──────── Supplied data ────────

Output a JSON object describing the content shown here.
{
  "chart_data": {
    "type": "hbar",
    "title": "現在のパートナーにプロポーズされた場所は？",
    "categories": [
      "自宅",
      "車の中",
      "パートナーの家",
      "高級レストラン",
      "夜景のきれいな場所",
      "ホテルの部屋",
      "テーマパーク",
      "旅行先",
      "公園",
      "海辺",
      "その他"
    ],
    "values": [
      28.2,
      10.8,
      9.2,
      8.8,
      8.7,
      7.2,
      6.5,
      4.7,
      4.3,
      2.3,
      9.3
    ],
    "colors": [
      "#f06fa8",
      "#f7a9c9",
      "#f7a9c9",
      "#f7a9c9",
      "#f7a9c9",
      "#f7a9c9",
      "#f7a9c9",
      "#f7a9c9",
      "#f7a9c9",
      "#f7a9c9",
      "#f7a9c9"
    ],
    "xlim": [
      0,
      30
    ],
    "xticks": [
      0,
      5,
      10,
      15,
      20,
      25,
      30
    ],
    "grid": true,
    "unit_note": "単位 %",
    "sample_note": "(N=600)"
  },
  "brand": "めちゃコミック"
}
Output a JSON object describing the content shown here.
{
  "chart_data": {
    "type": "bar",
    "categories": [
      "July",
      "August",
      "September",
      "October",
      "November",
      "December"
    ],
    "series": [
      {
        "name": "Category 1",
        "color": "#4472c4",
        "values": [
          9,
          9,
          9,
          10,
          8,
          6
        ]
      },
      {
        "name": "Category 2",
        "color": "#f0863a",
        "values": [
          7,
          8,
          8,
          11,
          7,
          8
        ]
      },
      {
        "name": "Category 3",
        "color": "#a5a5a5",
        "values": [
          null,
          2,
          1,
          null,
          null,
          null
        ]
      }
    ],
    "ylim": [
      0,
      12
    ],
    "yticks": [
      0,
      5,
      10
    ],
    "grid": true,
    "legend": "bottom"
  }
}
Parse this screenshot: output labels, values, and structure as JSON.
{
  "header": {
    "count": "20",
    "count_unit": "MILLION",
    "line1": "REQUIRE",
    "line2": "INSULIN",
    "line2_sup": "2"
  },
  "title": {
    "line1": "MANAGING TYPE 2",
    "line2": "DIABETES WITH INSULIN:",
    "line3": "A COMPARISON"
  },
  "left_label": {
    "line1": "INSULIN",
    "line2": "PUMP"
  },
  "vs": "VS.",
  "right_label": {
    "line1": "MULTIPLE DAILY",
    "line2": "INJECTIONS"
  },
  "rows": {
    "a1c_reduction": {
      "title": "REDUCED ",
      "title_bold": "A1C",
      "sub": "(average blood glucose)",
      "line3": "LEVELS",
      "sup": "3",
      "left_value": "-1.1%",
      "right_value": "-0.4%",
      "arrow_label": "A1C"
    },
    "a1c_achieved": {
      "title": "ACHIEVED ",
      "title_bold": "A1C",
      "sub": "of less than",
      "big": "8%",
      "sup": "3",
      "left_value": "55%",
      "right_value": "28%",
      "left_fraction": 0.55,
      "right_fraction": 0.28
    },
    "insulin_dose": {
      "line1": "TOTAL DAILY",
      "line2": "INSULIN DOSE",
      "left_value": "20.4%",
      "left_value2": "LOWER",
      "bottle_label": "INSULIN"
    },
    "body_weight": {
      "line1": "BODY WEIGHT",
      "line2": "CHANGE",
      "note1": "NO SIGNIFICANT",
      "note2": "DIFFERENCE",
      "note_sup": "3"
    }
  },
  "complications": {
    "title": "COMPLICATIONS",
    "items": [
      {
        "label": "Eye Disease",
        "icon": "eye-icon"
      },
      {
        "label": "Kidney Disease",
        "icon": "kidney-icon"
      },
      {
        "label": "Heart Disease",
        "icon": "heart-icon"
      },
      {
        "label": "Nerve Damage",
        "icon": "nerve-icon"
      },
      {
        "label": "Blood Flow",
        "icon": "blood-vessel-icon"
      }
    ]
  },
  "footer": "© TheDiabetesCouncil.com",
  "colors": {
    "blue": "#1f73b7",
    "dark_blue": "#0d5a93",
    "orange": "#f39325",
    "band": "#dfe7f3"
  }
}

────────
──────── Supplied data ────────

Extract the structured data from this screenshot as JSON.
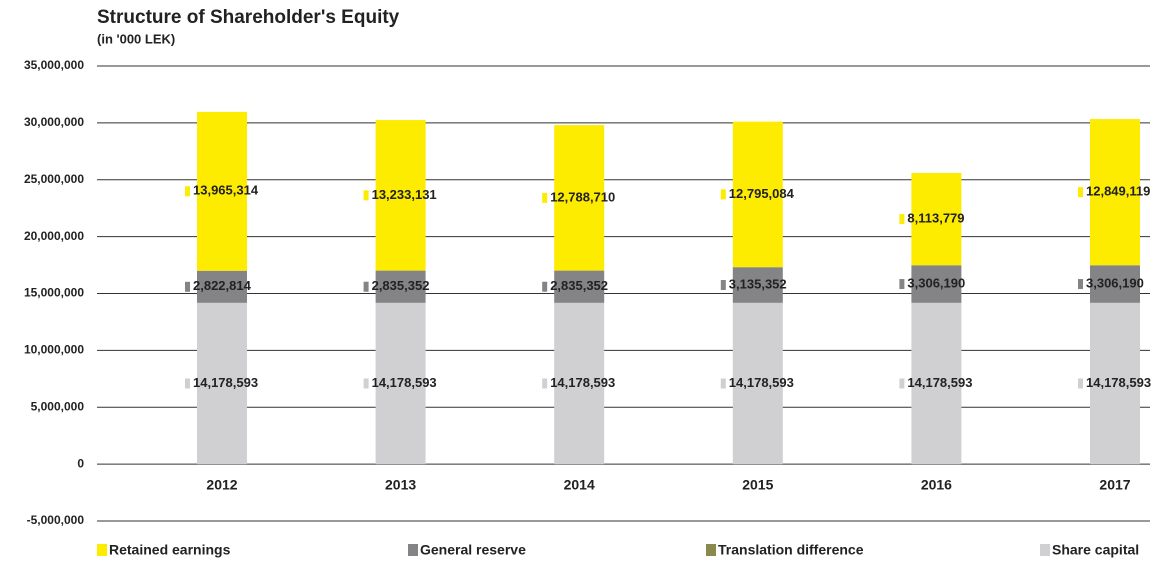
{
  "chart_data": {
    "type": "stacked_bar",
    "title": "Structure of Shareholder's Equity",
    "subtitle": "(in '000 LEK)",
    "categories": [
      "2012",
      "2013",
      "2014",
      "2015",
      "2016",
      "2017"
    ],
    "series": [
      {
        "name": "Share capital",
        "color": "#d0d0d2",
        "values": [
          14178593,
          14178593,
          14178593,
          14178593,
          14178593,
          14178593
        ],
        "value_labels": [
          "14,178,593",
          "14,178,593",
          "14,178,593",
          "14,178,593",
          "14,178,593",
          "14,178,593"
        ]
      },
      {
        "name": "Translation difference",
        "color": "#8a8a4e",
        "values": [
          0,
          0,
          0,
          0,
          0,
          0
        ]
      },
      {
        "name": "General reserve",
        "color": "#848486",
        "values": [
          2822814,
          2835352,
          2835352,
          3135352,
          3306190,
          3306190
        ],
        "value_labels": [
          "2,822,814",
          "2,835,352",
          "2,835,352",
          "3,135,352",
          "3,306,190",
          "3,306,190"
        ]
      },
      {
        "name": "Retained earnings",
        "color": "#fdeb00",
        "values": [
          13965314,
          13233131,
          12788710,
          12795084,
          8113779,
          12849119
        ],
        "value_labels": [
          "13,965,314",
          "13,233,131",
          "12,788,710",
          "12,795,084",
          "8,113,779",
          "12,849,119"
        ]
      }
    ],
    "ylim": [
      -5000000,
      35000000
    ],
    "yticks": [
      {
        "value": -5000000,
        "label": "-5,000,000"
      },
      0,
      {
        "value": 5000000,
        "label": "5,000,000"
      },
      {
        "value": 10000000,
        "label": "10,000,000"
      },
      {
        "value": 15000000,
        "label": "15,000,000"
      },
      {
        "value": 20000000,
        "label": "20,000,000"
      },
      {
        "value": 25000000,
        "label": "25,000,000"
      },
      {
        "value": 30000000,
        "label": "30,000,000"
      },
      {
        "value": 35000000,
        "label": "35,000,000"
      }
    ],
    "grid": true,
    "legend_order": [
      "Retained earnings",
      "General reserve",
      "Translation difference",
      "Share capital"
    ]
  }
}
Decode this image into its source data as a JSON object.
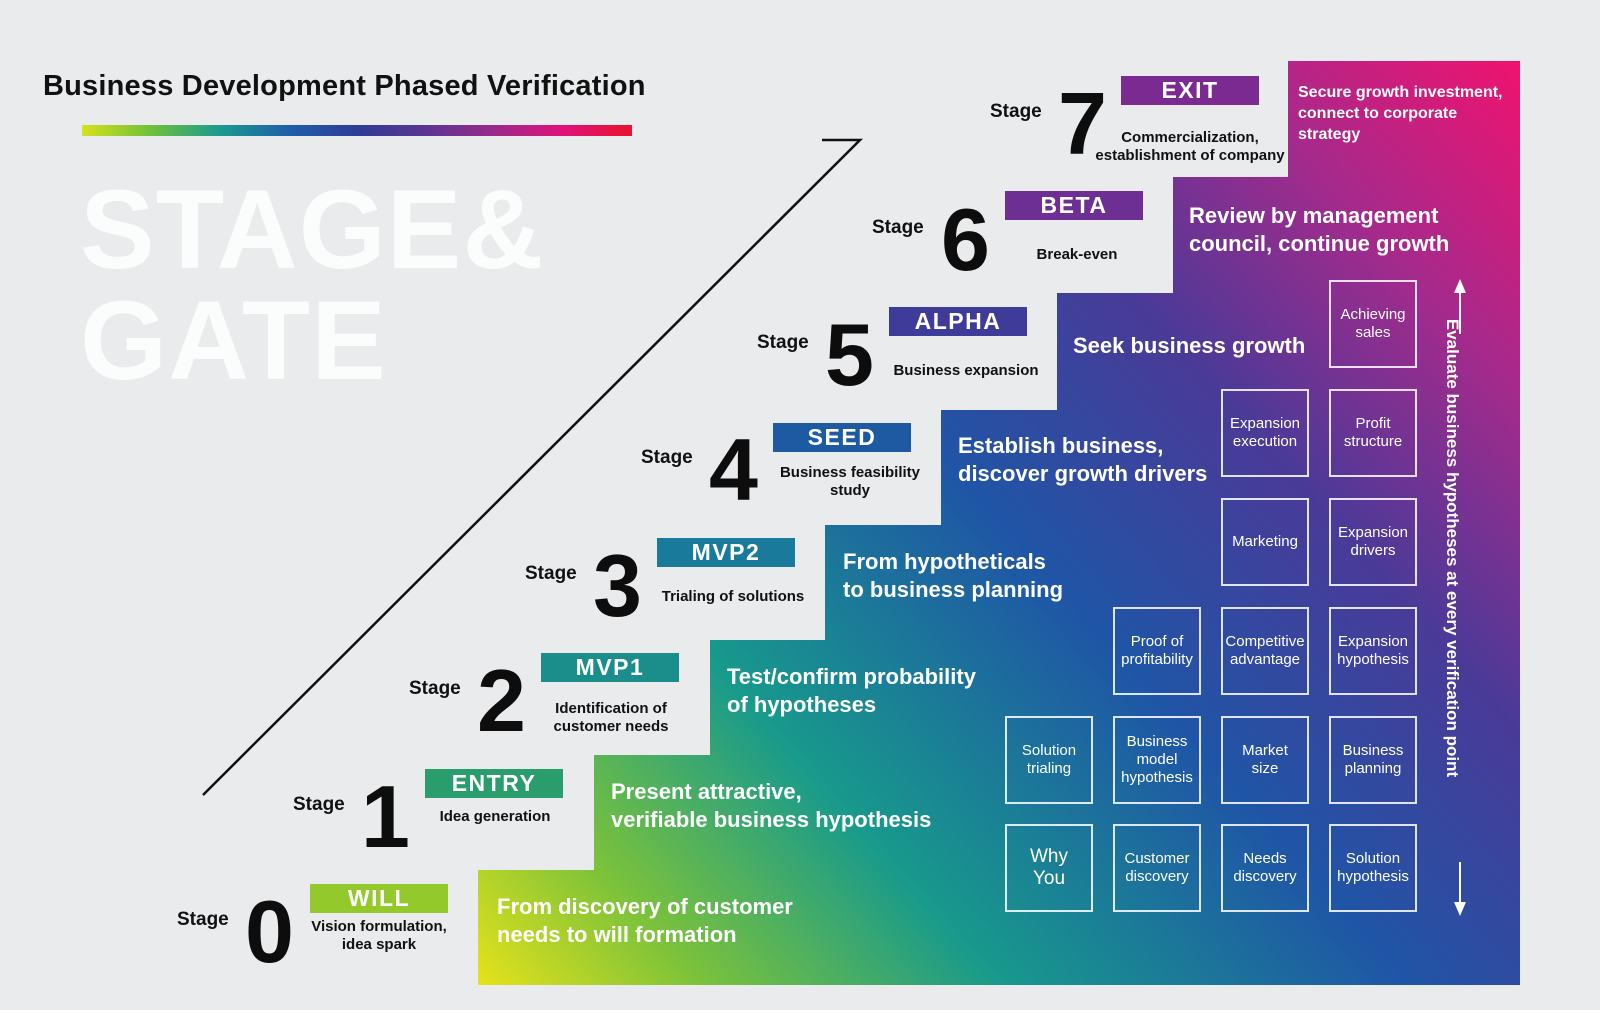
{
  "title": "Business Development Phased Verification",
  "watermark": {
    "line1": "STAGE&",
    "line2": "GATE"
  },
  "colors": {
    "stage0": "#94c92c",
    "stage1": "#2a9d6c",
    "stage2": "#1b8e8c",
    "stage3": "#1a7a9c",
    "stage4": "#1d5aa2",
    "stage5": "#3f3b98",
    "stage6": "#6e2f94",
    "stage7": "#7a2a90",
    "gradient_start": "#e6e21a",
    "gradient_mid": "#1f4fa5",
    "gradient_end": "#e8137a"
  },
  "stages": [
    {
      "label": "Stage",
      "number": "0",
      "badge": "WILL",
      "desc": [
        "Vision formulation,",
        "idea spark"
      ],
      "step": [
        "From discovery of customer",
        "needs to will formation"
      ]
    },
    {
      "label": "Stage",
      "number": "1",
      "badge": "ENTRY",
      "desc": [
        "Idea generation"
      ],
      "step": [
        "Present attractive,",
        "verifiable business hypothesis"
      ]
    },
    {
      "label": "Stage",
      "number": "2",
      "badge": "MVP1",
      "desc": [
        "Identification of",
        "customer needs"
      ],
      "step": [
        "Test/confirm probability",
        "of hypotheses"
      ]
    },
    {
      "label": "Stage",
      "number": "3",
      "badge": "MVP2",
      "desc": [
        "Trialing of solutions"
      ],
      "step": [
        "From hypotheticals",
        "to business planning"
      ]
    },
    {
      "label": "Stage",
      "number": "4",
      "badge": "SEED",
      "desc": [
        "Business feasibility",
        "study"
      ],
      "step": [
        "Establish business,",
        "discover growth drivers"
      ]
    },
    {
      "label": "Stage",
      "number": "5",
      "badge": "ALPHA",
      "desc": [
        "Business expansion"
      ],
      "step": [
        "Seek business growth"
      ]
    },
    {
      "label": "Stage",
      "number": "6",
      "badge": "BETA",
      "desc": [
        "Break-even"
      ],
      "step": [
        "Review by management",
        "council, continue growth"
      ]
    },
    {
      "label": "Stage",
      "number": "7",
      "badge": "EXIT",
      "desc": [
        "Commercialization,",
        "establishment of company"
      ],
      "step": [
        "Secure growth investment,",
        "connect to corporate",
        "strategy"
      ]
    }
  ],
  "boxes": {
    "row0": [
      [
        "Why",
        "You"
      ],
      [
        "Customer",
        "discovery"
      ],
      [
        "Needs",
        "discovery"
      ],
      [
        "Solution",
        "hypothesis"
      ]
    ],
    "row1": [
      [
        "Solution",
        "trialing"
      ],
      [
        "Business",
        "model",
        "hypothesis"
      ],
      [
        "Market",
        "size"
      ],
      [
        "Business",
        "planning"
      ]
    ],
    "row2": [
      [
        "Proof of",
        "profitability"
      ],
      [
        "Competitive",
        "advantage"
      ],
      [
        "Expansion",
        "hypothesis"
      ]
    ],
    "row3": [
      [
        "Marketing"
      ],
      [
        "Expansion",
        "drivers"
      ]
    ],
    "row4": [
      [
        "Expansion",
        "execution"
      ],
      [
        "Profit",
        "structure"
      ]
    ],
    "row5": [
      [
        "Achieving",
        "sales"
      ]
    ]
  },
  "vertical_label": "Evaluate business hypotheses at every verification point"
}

────────
──────── Supplied data ────────

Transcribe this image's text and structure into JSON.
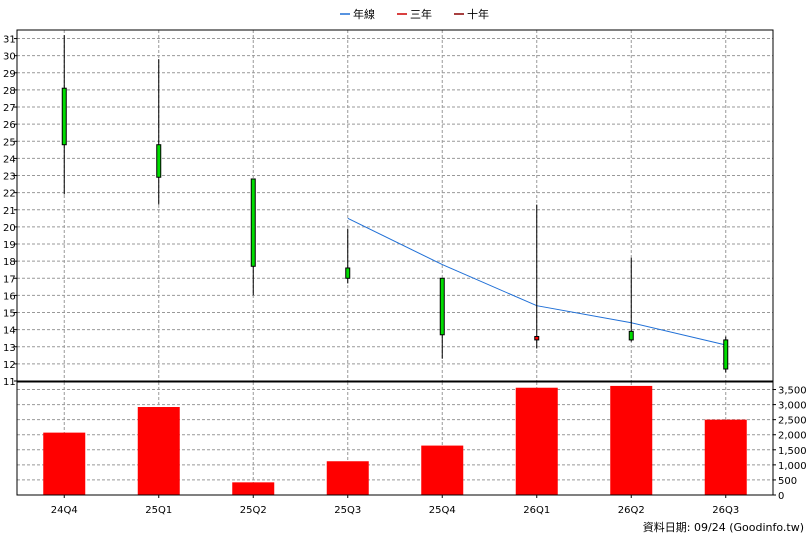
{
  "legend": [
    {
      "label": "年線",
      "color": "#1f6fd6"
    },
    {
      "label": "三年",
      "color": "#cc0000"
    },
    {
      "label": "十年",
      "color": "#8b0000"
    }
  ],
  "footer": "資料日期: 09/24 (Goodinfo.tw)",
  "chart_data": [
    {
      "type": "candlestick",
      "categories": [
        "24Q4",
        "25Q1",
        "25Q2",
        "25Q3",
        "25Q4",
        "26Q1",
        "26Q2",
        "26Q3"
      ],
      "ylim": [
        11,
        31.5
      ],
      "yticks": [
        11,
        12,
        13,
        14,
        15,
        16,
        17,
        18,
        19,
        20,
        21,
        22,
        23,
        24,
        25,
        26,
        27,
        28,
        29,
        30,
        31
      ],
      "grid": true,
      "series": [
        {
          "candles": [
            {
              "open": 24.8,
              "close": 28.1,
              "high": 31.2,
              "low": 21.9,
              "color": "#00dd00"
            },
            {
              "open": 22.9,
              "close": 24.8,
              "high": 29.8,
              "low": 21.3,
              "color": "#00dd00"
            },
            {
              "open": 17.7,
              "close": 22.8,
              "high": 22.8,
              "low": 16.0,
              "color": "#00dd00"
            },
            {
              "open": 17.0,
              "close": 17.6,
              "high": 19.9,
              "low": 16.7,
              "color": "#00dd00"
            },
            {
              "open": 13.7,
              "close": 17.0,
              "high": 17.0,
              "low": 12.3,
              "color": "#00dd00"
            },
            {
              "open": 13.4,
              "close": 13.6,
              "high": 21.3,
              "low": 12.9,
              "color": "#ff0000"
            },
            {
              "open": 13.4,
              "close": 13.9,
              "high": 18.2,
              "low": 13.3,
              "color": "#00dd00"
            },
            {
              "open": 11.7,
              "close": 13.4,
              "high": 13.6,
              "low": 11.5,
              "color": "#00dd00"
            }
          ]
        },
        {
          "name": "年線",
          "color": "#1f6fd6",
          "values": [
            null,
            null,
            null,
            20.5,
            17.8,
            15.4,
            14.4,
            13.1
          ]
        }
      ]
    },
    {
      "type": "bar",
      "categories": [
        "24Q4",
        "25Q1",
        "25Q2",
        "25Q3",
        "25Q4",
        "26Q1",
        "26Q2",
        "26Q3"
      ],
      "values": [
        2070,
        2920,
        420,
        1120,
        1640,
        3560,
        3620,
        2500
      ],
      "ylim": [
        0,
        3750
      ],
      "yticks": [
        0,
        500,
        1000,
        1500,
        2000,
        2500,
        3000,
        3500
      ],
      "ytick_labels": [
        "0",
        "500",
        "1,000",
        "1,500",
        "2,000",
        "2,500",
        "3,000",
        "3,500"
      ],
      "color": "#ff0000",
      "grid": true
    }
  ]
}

────────

Collect every line with the string "Disease" from the records, and copy each.

        "label": "Eye Disease",
        "label": "Kidney Disease",
        "label": "Heart Disease",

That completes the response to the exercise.